INSTRUCTIONS TO FOLLOW
The answer should consist of all the entries, repeated word for word.

SUPPLIED MATERIAL
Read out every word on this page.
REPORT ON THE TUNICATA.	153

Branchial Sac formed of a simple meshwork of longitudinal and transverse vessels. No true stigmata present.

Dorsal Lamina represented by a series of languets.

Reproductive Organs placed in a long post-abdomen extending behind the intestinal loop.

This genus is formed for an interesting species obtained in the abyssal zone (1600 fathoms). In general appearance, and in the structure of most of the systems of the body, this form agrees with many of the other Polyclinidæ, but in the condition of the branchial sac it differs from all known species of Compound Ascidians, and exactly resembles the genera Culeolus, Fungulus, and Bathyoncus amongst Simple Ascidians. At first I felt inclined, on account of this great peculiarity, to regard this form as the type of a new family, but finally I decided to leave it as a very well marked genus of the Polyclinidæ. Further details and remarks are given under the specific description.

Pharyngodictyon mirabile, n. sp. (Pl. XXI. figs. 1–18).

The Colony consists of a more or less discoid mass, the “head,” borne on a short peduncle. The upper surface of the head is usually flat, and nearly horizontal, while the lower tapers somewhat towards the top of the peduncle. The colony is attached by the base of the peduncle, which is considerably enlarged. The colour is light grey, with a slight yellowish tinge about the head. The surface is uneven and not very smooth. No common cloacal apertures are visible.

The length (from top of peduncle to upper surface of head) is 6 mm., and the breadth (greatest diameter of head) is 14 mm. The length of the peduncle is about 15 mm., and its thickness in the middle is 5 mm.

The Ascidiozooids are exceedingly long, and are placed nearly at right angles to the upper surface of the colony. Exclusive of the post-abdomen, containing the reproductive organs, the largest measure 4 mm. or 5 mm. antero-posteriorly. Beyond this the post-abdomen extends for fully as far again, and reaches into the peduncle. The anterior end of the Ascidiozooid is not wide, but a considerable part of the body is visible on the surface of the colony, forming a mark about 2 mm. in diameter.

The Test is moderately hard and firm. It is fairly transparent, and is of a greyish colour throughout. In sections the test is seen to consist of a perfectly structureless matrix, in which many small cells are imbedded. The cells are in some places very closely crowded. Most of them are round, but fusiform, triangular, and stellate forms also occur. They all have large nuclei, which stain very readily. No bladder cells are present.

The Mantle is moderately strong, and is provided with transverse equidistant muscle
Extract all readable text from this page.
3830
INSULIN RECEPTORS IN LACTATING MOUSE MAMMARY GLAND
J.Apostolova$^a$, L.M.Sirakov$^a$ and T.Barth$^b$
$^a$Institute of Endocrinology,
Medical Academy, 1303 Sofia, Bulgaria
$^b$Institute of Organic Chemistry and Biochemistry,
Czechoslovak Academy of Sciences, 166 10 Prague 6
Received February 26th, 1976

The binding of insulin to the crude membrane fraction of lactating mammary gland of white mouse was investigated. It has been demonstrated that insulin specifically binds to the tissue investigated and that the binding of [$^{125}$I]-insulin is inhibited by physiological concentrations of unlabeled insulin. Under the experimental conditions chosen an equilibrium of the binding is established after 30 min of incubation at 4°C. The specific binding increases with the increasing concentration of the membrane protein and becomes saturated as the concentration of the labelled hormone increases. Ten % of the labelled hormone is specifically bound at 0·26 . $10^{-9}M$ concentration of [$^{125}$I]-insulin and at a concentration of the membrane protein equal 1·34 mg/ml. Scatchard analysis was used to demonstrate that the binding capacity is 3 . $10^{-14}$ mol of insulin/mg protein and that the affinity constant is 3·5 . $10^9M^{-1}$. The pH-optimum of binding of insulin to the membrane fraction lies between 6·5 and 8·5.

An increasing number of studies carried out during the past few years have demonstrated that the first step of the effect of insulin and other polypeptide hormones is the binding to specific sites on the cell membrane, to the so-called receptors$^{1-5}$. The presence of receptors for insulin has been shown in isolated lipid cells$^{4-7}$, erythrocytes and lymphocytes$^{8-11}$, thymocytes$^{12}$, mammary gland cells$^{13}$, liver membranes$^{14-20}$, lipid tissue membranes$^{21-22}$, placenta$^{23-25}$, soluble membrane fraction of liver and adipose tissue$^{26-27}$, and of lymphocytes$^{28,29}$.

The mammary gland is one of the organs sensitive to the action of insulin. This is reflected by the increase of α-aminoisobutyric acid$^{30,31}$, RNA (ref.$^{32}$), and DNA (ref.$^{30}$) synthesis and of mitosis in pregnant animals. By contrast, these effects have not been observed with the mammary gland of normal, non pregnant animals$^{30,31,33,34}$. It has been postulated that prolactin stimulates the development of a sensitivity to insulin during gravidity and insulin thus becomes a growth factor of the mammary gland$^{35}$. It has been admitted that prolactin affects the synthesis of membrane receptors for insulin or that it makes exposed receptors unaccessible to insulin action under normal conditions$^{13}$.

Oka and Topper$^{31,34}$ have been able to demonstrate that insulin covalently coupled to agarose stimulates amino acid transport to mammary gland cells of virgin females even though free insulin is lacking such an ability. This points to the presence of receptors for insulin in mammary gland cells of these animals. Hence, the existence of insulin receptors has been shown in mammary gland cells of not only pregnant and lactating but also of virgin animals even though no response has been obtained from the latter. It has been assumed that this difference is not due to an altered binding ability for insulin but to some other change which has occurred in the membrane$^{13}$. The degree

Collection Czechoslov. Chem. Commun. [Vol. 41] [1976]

EXERCISE ANSWER
Read out every word on this page.
REPORT ON THE TUNICATA.	153

Branchial Sac formed of a simple meshwork of longitudinal and transverse vessels. No true stigmata present.

Dorsal Lamina represented by a series of languets.

Reproductive Organs placed in a long post-abdomen extending behind the intestinal loop.

This genus is formed for an interesting species obtained in the abyssal zone (1600 fathoms). In general appearance, and in the structure of most of the systems of the body, this form agrees with many of the other Polyclinidæ, but in the condition of the branchial sac it differs from all known species of Compound Ascidians, and exactly resembles the genera Culeolus, Fungulus, and Bathyoncus amongst Simple Ascidians. At first I felt inclined, on account of this great peculiarity, to regard this form as the type of a new family, but finally I decided to leave it as a very well marked genus of the Polyclinidæ. Further details and remarks are given under the specific description.

Pharyngodictyon mirabile, n. sp. (Pl. XXI. figs. 1–18).

The Colony consists of a more or less discoid mass, the “head,” borne on a short peduncle. The upper surface of the head is usually flat, and nearly horizontal, while the lower tapers somewhat towards the top of the peduncle. The colony is attached by the base of the peduncle, which is considerably enlarged. The colour is light grey, with a slight yellowish tinge about the head. The surface is uneven and not very smooth. No common cloacal apertures are visible.

The length (from top of peduncle to upper surface of head) is 6 mm., and the breadth (greatest diameter of head) is 14 mm. The length of the peduncle is about 15 mm., and its thickness in the middle is 5 mm.

The Ascidiozooids are exceedingly long, and are placed nearly at right angles to the upper surface of the colony. Exclusive of the post-abdomen, containing the reproductive organs, the largest measure 4 mm. or 5 mm. antero-posteriorly. Beyond this the post-abdomen extends for fully as far again, and reaches into the peduncle. The anterior end of the Ascidiozooid is not wide, but a considerable part of the body is visible on the surface of the colony, forming a mark about 2 mm. in diameter.

The Test is moderately hard and firm. It is fairly transparent, and is of a greyish colour throughout. In sections the test is seen to consist of a perfectly structureless matrix, in which many small cells are imbedded. The cells are in some places very closely crowded. Most of them are round, but fusiform, triangular, and stellate forms also occur. They all have large nuclei, which stain very readily. No bladder cells are present.

The Mantle is moderately strong, and is provided with transverse equidistant muscle
Extract all readable text from this page.
3830
INSULIN RECEPTORS IN LACTATING MOUSE MAMMARY GLAND
J.Apostolova$^a$, L.M.Sirakov$^a$ and T.Barth$^b$
$^a$Institute of Endocrinology,
Medical Academy, 1303 Sofia, Bulgaria
$^b$Institute of Organic Chemistry and Biochemistry,
Czechoslovak Academy of Sciences, 166 10 Prague 6
Received February 26th, 1976

The binding of insulin to the crude membrane fraction of lactating mammary gland of white mouse was investigated. It has been demonstrated that insulin specifically binds to the tissue investigated and that the binding of [$^{125}$I]-insulin is inhibited by physiological concentrations of unlabeled insulin. Under the experimental conditions chosen an equilibrium of the binding is established after 30 min of incubation at 4°C. The specific binding increases with the increasing concentration of the membrane protein and becomes saturated as the concentration of the labelled hormone increases. Ten % of the labelled hormone is specifically bound at 0·26 . $10^{-9}M$ concentration of [$^{125}$I]-insulin and at a concentration of the membrane protein equal 1·34 mg/ml. Scatchard analysis was used to demonstrate that the binding capacity is 3 . $10^{-14}$ mol of insulin/mg protein and that the affinity constant is 3·5 . $10^9M^{-1}$. The pH-optimum of binding of insulin to the membrane fraction lies between 6·5 and 8·5.

An increasing number of studies carried out during the past few years have demonstrated that the first step of the effect of insulin and other polypeptide hormones is the binding to specific sites on the cell membrane, to the so-called receptors$^{1-5}$. The presence of receptors for insulin has been shown in isolated lipid cells$^{4-7}$, erythrocytes and lymphocytes$^{8-11}$, thymocytes$^{12}$, mammary gland cells$^{13}$, liver membranes$^{14-20}$, lipid tissue membranes$^{21-22}$, placenta$^{23-25}$, soluble membrane fraction of liver and adipose tissue$^{26-27}$, and of lymphocytes$^{28,29}$.

The mammary gland is one of the organs sensitive to the action of insulin. This is reflected by the increase of α-aminoisobutyric acid$^{30,31}$, RNA (ref.$^{32}$), and DNA (ref.$^{30}$) synthesis and of mitosis in pregnant animals. By contrast, these effects have not been observed with the mammary gland of normal, non pregnant animals$^{30,31,33,34}$. It has been postulated that prolactin stimulates the development of a sensitivity to insulin during gravidity and insulin thus becomes a growth factor of the mammary gland$^{35}$. It has been admitted that prolactin affects the synthesis of membrane receptors for insulin or that it makes exposed receptors unaccessible to insulin action under normal conditions$^{13}$.

Oka and Topper$^{31,34}$ have been able to demonstrate that insulin covalently coupled to agarose stimulates amino acid transport to mammary gland cells of virgin females even though free insulin is lacking such an ability. This points to the presence of receptors for insulin in mammary gland cells of these animals. Hence, the existence of insulin receptors has been shown in mammary gland cells of not only pregnant and lactating but also of virgin animals even though no response has been obtained from the latter. It has been assumed that this difference is not due to an altered binding ability for insulin but to some other change which has occurred in the membrane$^{13}$. The degree

Collection Czechoslov. Chem. Commun. [Vol. 41] [1976]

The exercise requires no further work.